Source material =
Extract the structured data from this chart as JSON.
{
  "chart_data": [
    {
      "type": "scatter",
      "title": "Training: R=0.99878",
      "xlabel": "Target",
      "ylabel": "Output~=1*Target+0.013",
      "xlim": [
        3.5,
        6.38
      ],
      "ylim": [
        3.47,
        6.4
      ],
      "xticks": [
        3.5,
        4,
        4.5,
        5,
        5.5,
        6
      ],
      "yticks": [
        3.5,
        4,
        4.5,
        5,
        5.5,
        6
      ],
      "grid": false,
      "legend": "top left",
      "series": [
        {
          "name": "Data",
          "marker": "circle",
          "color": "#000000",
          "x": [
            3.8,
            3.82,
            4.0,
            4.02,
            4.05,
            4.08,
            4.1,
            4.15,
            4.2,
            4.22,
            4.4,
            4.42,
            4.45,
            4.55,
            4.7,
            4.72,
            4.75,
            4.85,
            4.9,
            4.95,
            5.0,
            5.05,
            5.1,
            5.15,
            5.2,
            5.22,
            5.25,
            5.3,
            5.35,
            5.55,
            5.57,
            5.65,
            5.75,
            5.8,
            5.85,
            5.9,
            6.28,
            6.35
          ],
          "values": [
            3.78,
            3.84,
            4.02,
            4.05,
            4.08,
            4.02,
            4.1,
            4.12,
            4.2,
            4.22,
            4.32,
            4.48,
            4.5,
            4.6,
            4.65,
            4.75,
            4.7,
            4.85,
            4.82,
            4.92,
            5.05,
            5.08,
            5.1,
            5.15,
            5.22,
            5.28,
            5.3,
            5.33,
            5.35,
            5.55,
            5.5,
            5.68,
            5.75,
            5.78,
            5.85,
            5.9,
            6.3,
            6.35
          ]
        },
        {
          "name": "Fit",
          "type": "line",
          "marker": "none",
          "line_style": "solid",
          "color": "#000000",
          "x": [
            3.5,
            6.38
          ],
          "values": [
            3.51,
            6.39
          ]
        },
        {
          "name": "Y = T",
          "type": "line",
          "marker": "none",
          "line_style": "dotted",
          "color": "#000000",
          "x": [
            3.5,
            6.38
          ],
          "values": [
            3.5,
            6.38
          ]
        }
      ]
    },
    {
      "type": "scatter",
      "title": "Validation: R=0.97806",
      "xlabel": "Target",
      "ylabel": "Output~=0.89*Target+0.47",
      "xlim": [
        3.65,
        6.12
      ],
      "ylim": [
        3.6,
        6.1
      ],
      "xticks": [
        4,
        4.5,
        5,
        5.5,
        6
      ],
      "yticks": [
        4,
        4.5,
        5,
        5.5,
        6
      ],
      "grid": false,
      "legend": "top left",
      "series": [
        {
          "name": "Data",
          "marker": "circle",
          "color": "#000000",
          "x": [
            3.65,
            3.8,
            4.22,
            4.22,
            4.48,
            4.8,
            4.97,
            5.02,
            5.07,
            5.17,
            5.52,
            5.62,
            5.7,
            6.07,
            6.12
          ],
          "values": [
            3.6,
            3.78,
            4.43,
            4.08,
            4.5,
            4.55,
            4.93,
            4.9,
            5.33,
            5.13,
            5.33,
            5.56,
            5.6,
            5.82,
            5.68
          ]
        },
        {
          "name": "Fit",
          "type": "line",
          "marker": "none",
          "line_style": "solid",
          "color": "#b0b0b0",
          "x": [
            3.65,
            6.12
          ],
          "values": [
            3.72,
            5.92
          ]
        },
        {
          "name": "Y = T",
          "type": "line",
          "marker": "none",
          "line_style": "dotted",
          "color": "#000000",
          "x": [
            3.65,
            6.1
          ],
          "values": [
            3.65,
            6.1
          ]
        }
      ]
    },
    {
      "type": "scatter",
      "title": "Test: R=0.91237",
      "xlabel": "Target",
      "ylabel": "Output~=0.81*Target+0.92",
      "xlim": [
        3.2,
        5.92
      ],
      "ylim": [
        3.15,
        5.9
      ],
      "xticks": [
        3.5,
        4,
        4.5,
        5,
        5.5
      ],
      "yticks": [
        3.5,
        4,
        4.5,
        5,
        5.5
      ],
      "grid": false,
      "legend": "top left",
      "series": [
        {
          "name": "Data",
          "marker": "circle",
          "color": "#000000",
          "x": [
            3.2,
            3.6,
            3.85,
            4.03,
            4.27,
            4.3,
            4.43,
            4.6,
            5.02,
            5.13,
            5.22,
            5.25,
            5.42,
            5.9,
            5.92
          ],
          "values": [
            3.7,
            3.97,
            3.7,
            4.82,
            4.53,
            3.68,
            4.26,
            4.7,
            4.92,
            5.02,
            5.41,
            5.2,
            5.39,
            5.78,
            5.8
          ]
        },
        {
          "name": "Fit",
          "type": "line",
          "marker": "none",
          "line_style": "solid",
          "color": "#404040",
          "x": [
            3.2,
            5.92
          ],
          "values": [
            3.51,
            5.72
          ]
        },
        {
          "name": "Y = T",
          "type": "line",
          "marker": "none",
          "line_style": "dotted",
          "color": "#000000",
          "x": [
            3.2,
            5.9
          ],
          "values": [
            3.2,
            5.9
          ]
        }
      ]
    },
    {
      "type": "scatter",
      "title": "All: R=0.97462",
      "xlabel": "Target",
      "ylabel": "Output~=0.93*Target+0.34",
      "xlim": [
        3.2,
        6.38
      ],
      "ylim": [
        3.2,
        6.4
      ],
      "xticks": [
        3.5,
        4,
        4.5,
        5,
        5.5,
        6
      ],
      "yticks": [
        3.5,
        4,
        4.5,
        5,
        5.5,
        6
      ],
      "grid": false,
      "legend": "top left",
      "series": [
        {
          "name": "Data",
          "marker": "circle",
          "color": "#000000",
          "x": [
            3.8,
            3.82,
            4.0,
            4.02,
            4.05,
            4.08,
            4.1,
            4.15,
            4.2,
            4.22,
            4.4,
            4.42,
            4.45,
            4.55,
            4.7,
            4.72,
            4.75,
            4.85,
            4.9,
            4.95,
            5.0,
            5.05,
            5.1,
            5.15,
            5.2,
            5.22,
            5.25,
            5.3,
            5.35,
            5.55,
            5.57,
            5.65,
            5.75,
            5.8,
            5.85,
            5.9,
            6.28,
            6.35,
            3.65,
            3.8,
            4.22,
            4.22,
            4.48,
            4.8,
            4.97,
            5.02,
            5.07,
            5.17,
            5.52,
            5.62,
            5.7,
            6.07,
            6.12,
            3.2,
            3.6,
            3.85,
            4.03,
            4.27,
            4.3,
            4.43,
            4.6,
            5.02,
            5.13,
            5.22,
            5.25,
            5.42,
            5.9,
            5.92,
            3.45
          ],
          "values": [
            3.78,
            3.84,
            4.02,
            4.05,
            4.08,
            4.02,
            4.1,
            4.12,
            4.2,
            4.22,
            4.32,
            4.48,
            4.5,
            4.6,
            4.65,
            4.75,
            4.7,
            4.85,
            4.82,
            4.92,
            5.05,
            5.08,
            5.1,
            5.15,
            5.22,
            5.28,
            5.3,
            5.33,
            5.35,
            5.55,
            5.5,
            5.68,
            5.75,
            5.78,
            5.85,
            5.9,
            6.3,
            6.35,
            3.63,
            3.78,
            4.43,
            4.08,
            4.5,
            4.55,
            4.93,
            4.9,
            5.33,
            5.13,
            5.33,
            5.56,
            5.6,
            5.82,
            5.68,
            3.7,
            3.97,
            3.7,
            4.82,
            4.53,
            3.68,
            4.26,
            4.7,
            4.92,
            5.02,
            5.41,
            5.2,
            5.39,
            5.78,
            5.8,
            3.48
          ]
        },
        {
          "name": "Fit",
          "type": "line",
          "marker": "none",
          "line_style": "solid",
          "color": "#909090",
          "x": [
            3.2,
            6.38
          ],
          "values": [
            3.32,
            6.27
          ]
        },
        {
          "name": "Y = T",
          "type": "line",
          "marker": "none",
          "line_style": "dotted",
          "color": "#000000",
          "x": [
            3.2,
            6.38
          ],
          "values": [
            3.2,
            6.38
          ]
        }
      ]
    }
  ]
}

Goal = List every line from the entries above in which "title" appears.

Finished exercise =
      "title": "Training: R=0.99878",
      "title": "Validation: R=0.97806",
      "title": "Test: R=0.91237",
      "title": "All: R=0.97462",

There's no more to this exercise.